As wait times fall, the incremental benefit to passengers gets progressively smaller. Few people care whether their car arrives in a minute or in 30 seconds. To be competitive in wait times, a service needs to have the number of drivers indicated by the dashed line in figure 8-3. If Seoul is sufficiently large to allow four companies to each assemble this required pool of drivers, Poolus can survive. If only a single company can assemble the required pool, the local market is winner-take-all.

I hear you objecting—and you are correct, of course. What I just said is not quite right. One complication is that adding drivers to a market will have three effects, not one: as passenger wait times fall, more passengers will use ride-sharing services, because they like the shorter wait times, and, for a given number of passengers, drivers will have to wait longer. If the latter effect dominates, the market will never be able to reach the maximum passenger WTP shown in figure 8-3 because drivers exit as their wait times increase. A further complication is that ride-sharing companies typically treat drivers as independent contractors, not employees. This saves cost, but it also allows drivers to work for multiple ride-sharing organizations. In effect, a new entrant will not have to assemble a new pool of drivers. The entrepreneur can simply “borrow” the drivers already in the pool. This makes ride sharing far more competitive. Are you surprised that companies like Uber find it so difficult to reach profitability?

### Listed records

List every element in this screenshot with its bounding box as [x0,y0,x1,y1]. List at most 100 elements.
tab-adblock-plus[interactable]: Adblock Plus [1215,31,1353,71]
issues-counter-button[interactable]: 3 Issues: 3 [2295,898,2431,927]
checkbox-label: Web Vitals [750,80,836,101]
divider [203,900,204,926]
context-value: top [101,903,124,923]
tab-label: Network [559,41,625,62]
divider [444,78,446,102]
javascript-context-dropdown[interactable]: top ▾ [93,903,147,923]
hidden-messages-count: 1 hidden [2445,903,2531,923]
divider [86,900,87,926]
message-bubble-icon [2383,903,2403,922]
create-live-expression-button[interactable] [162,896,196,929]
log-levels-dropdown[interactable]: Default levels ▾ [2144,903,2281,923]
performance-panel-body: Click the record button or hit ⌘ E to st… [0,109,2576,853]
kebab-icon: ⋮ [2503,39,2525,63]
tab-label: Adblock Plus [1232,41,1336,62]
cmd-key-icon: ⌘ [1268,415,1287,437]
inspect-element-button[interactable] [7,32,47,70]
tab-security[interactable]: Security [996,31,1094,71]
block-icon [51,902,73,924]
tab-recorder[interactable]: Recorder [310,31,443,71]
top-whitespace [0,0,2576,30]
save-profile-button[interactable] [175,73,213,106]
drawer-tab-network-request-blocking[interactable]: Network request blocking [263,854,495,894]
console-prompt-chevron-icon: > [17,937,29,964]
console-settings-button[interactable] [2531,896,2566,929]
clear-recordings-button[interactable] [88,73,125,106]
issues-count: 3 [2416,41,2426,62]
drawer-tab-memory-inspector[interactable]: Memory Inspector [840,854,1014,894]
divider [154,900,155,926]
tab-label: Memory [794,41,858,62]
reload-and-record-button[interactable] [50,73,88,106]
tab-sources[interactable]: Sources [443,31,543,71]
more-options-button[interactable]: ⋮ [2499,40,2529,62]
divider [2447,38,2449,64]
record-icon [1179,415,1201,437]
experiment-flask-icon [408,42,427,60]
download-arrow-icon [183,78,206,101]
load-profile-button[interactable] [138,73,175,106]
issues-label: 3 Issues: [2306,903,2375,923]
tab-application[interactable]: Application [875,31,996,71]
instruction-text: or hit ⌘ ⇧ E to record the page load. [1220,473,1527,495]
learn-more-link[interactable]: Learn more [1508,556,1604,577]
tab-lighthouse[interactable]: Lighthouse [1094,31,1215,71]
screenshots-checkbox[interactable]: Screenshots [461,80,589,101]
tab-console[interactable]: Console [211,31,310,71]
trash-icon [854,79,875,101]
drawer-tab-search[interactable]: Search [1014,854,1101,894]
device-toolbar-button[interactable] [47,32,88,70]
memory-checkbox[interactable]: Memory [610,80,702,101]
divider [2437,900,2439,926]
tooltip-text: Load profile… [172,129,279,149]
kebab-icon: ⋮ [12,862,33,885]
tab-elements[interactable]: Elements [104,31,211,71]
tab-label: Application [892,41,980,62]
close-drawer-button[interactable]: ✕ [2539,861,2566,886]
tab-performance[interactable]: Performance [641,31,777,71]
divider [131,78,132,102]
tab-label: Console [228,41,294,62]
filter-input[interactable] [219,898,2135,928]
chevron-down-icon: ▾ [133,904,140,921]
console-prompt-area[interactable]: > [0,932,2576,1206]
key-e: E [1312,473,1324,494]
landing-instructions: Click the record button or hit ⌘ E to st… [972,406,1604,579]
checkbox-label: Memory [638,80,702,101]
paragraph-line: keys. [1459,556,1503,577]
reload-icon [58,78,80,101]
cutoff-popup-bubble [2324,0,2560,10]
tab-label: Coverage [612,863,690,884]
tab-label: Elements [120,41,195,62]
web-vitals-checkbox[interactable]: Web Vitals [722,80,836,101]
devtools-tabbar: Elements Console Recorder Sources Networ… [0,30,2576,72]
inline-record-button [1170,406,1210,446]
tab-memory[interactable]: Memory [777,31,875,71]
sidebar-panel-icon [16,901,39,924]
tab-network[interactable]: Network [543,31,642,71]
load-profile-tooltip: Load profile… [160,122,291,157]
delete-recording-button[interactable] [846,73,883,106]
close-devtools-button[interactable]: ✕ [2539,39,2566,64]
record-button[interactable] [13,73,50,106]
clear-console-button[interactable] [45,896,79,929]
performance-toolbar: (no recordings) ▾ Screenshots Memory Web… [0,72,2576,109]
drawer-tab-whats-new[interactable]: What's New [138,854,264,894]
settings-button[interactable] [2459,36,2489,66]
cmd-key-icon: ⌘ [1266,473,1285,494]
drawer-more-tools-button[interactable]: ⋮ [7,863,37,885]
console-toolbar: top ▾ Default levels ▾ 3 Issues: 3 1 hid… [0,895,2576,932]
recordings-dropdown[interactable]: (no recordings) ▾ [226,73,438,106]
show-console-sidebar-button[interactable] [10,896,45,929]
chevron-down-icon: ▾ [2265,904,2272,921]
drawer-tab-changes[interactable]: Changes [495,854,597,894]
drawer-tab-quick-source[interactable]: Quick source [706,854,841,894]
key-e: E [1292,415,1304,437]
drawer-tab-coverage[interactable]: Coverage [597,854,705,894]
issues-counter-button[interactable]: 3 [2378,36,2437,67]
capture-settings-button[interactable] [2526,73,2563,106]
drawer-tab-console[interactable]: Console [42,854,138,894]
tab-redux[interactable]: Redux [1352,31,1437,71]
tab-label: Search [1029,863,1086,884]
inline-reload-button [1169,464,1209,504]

### Exercise requirements
Continue the passage on ride-sharing competition and driver pools from the point where it stops.

### Result for this exercise
Ride sharing teaches a critical lesson. It is wonderful to know that your business benefits from network effects. It is even more important, however, to have a thorough understanding of how the number of customers will influence WTP. Knowing the mechanism by which adoption raises WTP helps you assess how competitive a market will be.

Let’s look at e-commerce platforms as another example. Clearly, people love shopping online. With a bit of work, you can always find a good deal. If lower prices are the key to the customer’s heart, e-commerce will be highly competitive. In figure 8-4, the line labeled “Low prices” shows how customer delight changes as an e-commerce business adds vendors. Initially, customer satisfaction rises because there is more price competition. The incremental effect wears off quickly, though. You only need a handful of vendors to be price competitive.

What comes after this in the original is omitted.